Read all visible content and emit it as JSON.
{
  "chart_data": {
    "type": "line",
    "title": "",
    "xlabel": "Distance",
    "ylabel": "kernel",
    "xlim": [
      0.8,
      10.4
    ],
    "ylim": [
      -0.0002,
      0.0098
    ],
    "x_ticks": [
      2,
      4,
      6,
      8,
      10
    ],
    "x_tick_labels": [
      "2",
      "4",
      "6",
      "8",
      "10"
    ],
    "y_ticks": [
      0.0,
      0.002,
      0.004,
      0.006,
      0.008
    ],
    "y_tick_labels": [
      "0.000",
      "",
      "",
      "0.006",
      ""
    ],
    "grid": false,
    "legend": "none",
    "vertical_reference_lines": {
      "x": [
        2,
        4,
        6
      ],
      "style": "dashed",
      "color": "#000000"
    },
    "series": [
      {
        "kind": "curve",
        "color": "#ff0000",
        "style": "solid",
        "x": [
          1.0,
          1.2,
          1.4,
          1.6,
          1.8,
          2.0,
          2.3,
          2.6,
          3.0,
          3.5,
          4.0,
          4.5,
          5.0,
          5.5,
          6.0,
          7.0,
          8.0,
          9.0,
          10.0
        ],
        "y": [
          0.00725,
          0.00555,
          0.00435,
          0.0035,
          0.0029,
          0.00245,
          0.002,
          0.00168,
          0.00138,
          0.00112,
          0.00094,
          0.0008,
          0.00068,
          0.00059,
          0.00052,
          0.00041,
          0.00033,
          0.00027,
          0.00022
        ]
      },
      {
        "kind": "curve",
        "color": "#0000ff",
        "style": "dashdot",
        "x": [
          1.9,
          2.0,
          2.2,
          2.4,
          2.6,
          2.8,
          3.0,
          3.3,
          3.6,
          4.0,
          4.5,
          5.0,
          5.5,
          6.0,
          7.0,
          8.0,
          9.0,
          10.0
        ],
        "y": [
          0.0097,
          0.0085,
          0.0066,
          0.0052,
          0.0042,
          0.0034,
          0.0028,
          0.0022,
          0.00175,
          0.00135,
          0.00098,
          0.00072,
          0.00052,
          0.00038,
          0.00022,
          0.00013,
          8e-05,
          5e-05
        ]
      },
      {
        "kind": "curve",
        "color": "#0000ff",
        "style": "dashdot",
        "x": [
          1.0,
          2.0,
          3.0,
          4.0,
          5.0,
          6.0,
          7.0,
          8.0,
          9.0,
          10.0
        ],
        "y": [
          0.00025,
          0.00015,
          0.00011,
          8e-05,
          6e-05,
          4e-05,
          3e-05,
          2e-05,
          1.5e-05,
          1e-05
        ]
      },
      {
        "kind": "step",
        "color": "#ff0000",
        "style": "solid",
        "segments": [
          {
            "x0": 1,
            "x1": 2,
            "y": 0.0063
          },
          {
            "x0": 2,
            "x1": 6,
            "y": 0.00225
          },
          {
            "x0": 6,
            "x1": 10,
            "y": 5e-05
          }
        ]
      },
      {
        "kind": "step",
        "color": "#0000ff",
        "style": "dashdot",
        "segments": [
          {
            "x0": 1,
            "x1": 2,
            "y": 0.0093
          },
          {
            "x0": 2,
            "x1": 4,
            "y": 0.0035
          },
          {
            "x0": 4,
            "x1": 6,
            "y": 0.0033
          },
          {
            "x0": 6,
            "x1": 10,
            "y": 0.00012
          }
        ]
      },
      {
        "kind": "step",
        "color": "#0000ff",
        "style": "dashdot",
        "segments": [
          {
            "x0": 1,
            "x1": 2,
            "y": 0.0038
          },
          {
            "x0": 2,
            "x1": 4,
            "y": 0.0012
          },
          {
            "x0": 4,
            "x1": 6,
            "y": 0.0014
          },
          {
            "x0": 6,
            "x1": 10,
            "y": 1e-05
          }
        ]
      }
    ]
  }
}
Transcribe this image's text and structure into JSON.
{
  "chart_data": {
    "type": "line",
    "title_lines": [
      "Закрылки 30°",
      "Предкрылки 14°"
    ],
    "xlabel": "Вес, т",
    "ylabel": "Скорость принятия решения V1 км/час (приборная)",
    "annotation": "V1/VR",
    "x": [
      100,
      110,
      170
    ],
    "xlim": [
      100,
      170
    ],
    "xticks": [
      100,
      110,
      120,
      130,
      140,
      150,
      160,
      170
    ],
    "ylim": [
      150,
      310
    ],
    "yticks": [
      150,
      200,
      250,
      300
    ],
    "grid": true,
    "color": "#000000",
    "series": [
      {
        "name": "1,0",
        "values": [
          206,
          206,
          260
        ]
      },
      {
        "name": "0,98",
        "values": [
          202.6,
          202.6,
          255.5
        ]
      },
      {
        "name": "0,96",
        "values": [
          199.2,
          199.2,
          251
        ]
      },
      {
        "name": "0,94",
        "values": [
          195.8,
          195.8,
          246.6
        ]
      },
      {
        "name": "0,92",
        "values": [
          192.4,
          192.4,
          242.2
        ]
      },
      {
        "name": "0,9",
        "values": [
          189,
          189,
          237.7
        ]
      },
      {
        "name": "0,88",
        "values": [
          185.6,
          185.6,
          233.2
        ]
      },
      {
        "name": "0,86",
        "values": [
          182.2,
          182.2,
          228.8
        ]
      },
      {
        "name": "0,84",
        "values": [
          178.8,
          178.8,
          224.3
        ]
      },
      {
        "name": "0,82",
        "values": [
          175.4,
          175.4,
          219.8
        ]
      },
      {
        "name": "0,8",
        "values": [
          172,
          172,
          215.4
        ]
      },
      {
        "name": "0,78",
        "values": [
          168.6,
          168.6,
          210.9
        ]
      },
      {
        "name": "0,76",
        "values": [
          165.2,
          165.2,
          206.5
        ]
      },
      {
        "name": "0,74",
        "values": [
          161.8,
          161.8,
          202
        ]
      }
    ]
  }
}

---------------

Reproduce all the data word for word.

Read all visible content and emit it as JSON.
{
  "chart_data": {
    "type": "line",
    "title": "",
    "xlabel": "Distance",
    "ylabel": "kernel",
    "xlim": [
      0.8,
      10.4
    ],
    "ylim": [
      -0.0002,
      0.0098
    ],
    "x_ticks": [
      2,
      4,
      6,
      8,
      10
    ],
    "x_tick_labels": [
      "2",
      "4",
      "6",
      "8",
      "10"
    ],
    "y_ticks": [
      0.0,
      0.002,
      0.004,
      0.006,
      0.008
    ],
    "y_tick_labels": [
      "0.000",
      "",
      "",
      "0.006",
      ""
    ],
    "grid": false,
    "legend": "none",
    "vertical_reference_lines": {
      "x": [
        2,
        4,
        6
      ],
      "style": "dashed",
      "color": "#000000"
    },
    "series": [
      {
        "kind": "curve",
        "color": "#ff0000",
        "style": "solid",
        "x": [
          1.0,
          1.2,
          1.4,
          1.6,
          1.8,
          2.0,
          2.3,
          2.6,
          3.0,
          3.5,
          4.0,
          4.5,
          5.0,
          5.5,
          6.0,
          7.0,
          8.0,
          9.0,
          10.0
        ],
        "y": [
          0.00725,
          0.00555,
          0.00435,
          0.0035,
          0.0029,
          0.00245,
          0.002,
          0.00168,
          0.00138,
          0.00112,
          0.00094,
          0.0008,
          0.00068,
          0.00059,
          0.00052,
          0.00041,
          0.00033,
          0.00027,
          0.00022
        ]
      },
      {
        "kind": "curve",
        "color": "#0000ff",
        "style": "dashdot",
        "x": [
          1.9,
          2.0,
          2.2,
          2.4,
          2.6,
          2.8,
          3.0,
          3.3,
          3.6,
          4.0,
          4.5,
          5.0,
          5.5,
          6.0,
          7.0,
          8.0,
          9.0,
          10.0
        ],
        "y": [
          0.0097,
          0.0085,
          0.0066,
          0.0052,
          0.0042,
          0.0034,
          0.0028,
          0.0022,
          0.00175,
          0.00135,
          0.00098,
          0.00072,
          0.00052,
          0.00038,
          0.00022,
          0.00013,
          8e-05,
          5e-05
        ]
      },
      {
        "kind": "curve",
        "color": "#0000ff",
        "style": "dashdot",
        "x": [
          1.0,
          2.0,
          3.0,
          4.0,
          5.0,
          6.0,
          7.0,
          8.0,
          9.0,
          10.0
        ],
        "y": [
          0.00025,
          0.00015,
          0.00011,
          8e-05,
          6e-05,
          4e-05,
          3e-05,
          2e-05,
          1.5e-05,
          1e-05
        ]
      },
      {
        "kind": "step",
        "color": "#ff0000",
        "style": "solid",
        "segments": [
          {
            "x0": 1,
            "x1": 2,
            "y": 0.0063
          },
          {
            "x0": 2,
            "x1": 6,
            "y": 0.00225
          },
          {
            "x0": 6,
            "x1": 10,
            "y": 5e-05
          }
        ]
      },
      {
        "kind": "step",
        "color": "#0000ff",
        "style": "dashdot",
        "segments": [
          {
            "x0": 1,
            "x1": 2,
            "y": 0.0093
          },
          {
            "x0": 2,
            "x1": 4,
            "y": 0.0035
          },
          {
            "x0": 4,
            "x1": 6,
            "y": 0.0033
          },
          {
            "x0": 6,
            "x1": 10,
            "y": 0.00012
          }
        ]
      },
      {
        "kind": "step",
        "color": "#0000ff",
        "style": "dashdot",
        "segments": [
          {
            "x0": 1,
            "x1": 2,
            "y": 0.0038
          },
          {
            "x0": 2,
            "x1": 4,
            "y": 0.0012
          },
          {
            "x0": 4,
            "x1": 6,
            "y": 0.0014
          },
          {
            "x0": 6,
            "x1": 10,
            "y": 1e-05
          }
        ]
      }
    ]
  }
}
Transcribe this image's text and structure into JSON.
{
  "chart_data": {
    "type": "line",
    "title_lines": [
      "Закрылки 30°",
      "Предкрылки 14°"
    ],
    "xlabel": "Вес, т",
    "ylabel": "Скорость принятия решения V1 км/час (приборная)",
    "annotation": "V1/VR",
    "x": [
      100,
      110,
      170
    ],
    "xlim": [
      100,
      170
    ],
    "xticks": [
      100,
      110,
      120,
      130,
      140,
      150,
      160,
      170
    ],
    "ylim": [
      150,
      310
    ],
    "yticks": [
      150,
      200,
      250,
      300
    ],
    "grid": true,
    "color": "#000000",
    "series": [
      {
        "name": "1,0",
        "values": [
          206,
          206,
          260
        ]
      },
      {
        "name": "0,98",
        "values": [
          202.6,
          202.6,
          255.5
        ]
      },
      {
        "name": "0,96",
        "values": [
          199.2,
          199.2,
          251
        ]
      },
      {
        "name": "0,94",
        "values": [
          195.8,
          195.8,
          246.6
        ]
      },
      {
        "name": "0,92",
        "values": [
          192.4,
          192.4,
          242.2
        ]
      },
      {
        "name": "0,9",
        "values": [
          189,
          189,
          237.7
        ]
      },
      {
        "name": "0,88",
        "values": [
          185.6,
          185.6,
          233.2
        ]
      },
      {
        "name": "0,86",
        "values": [
          182.2,
          182.2,
          228.8
        ]
      },
      {
        "name": "0,84",
        "values": [
          178.8,
          178.8,
          224.3
        ]
      },
      {
        "name": "0,82",
        "values": [
          175.4,
          175.4,
          219.8
        ]
      },
      {
        "name": "0,8",
        "values": [
          172,
          172,
          215.4
        ]
      },
      {
        "name": "0,78",
        "values": [
          168.6,
          168.6,
          210.9
        ]
      },
      {
        "name": "0,76",
        "values": [
          165.2,
          165.2,
          206.5
        ]
      },
      {
        "name": "0,74",
        "values": [
          161.8,
          161.8,
          202
        ]
      }
    ]
  }
}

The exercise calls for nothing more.